--- BEGIN ---

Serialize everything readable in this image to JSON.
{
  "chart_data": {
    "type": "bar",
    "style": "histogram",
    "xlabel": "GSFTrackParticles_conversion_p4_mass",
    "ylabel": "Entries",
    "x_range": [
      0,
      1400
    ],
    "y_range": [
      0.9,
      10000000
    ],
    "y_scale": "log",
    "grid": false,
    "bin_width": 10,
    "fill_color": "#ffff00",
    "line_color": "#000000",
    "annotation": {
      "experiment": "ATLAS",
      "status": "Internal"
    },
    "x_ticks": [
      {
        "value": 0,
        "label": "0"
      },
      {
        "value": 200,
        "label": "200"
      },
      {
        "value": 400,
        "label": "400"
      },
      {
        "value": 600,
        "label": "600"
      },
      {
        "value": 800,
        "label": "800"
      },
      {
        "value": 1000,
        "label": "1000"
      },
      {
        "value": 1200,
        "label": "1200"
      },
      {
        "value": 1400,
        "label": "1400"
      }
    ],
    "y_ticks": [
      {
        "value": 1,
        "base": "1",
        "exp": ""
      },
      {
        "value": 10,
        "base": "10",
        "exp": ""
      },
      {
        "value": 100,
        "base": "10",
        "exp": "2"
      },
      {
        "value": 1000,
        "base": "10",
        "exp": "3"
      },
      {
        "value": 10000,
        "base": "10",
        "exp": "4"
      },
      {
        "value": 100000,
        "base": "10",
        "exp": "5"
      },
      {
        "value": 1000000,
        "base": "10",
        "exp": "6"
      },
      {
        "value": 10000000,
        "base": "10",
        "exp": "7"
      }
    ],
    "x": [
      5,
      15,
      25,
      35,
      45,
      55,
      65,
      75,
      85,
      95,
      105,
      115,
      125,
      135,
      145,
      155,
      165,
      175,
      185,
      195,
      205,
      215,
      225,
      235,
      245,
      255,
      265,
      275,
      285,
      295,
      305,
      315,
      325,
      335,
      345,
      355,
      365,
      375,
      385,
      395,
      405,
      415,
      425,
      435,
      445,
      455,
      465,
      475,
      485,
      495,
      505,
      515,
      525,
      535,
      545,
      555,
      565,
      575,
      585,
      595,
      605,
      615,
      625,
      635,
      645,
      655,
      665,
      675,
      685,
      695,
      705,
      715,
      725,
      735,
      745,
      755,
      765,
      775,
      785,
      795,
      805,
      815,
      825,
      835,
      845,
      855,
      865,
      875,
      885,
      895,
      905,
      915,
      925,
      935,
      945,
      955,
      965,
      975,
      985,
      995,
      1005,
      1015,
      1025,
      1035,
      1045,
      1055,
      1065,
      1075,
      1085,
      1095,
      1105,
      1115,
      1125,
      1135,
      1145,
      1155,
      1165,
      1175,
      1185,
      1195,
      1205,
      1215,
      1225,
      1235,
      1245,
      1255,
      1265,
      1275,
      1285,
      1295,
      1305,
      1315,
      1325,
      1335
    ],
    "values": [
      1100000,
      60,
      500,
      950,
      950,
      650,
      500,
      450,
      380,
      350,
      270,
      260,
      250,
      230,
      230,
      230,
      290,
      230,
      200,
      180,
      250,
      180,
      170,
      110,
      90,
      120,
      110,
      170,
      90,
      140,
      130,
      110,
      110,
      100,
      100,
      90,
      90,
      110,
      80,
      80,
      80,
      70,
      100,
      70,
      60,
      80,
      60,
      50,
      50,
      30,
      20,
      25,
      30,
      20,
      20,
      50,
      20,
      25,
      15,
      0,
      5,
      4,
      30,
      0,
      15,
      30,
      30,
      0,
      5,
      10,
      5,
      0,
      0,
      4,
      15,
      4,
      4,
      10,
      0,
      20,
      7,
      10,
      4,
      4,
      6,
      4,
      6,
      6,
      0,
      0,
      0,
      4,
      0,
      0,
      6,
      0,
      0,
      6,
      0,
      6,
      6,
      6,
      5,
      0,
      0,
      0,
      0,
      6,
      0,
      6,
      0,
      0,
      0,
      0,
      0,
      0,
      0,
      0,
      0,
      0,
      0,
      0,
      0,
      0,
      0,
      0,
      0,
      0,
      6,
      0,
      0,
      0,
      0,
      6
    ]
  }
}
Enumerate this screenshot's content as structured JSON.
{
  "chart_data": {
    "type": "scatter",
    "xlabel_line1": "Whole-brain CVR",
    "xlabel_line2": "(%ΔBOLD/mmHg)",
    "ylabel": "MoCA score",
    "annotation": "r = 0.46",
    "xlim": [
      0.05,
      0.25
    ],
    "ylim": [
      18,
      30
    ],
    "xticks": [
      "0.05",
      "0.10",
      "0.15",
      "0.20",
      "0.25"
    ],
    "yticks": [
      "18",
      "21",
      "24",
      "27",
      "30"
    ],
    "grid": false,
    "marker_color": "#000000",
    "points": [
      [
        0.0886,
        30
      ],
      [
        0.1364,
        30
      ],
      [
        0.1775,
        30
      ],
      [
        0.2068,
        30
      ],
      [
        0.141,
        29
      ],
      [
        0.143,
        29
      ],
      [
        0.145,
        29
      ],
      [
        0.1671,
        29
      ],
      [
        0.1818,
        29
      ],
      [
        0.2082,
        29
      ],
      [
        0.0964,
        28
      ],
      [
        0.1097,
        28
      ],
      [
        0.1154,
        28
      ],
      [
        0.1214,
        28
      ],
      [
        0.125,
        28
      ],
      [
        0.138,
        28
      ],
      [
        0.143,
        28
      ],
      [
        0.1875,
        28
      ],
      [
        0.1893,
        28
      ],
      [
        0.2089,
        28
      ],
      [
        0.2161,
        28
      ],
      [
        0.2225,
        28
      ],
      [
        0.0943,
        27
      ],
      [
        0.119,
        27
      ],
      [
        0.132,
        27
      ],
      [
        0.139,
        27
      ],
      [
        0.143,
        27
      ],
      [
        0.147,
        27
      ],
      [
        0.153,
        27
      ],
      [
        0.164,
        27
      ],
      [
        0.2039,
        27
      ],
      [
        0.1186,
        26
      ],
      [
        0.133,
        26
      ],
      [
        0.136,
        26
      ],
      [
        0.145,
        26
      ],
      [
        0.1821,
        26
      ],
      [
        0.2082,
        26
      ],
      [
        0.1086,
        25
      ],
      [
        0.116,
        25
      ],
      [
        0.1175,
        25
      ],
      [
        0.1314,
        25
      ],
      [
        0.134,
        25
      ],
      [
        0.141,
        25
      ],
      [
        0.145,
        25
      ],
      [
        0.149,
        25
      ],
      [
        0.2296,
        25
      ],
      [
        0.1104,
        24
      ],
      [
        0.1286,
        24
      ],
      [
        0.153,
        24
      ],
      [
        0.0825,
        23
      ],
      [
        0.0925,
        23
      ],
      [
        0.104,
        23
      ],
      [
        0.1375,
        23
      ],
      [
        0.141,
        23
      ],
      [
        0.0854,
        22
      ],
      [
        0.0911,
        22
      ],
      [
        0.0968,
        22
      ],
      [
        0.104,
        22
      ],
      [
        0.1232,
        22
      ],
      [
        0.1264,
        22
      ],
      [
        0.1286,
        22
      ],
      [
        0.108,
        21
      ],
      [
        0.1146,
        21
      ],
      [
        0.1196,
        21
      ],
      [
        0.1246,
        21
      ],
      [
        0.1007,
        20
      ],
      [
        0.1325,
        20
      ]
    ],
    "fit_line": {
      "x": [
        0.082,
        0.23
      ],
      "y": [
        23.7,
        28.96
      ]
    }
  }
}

--- END ---

**GOAL:** Each line above that includes "this" should be shown.

**WRITTEN ANSWER:**
Serialize everything readable in this image to JSON.
Enumerate this screenshot's content as structured JSON.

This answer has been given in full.